CITATION: R. v. Sandhu, 2009 ONCA 102
DATE: 20090202
DOCKET: C43661
COURT OF APPEAL FOR ONTARIO
Laskin, Rouleau and Epstein JJ.A.
BETWEEN
Her Majesty the Queen
Respondent
and
Harpreet Singh Sandhu
Appellant
Vincenzo Rondinelli, for the appellant
Christine Tier, for the respondent
Heard: June 20, 2008
On appeal from the convictions entered on February 4, 2005 by Justice S.S. Seppi of the Superior Court of Justice, sitting with a jury.
Laskin J.A.:
A. INTRODUCTION
[1] The issues on this appeal arise out of allegations of spousal abuse over an extended period of time.
[2] The appellant, Harpreet Sandhu, and the complainant, Ms. Laveleet Sandhu, were married in 1996 in India. The complainant is a Canadian citizen, and she sponsored Mr. Sandhu’s immigration to Canada. The parties lived together in Ontario for six years, and had a daughter. However, in 2002, the marriage broke down, and the parties separated.
[3] After separation, Ms. Sandhu went to the police and told them that her husband had physically and sexually abused her during their marriage, and had even threatened to kill her. He was then charged on a three-count indictment, which alleged that he:
• did unlawfully commit an assault on Laveleet Sandhu;
• did knowingly utter a threat to cause her death; and
• did unlawfully commit a sexual assault on her.
Each count spanned the years 1996 to 2002.
[4] Mr. Sandhu pleaded not guilty, and was tried before Seppi J. and a jury. The Crown’s theory was that Mr. Sandhu was not happy with his wife, that he wanted a younger and more beautiful woman, and that he had married the complainant solely to facilitate his and his parents’ immigration to Canada. The defence’s theory was that Ms. Sandhu was angry when the appellant left the marriage and had retaliated by fabricating these allegations against him.
[5] At trial, Ms. Sandhu testified that on numerous occasions during the marriage, Mr. Sandhu physically assaulted her and forced himself on her when she did not want to have sex. Mr. Sandhu testified, and denied the allegations.

──────────

## What is asked
Please answer these questions from the court decision above:
(a) In what year and in which country did the appellant and the complainant marry?
(b) On what date was the appeal heard?
(c) Who appeared for the respondent?

## Given information
──────────

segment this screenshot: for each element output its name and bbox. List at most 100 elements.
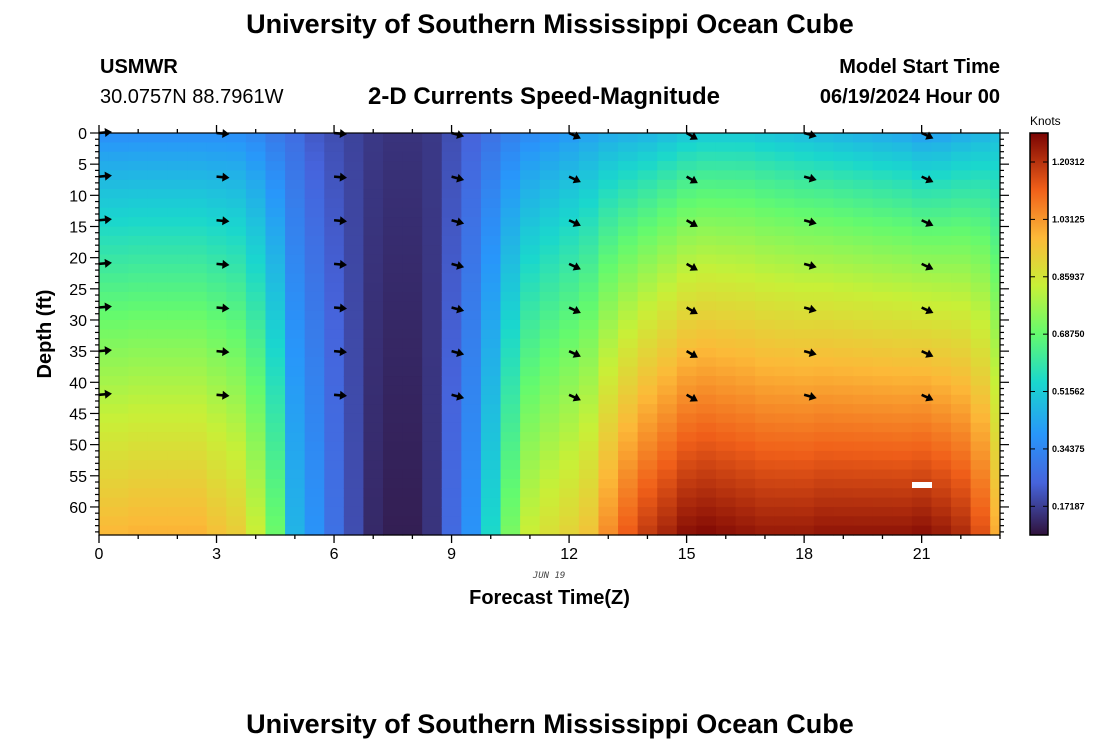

──────────

## The reply
(a) 1996, in India
(b) June 20, 2008
(c) Christine Tier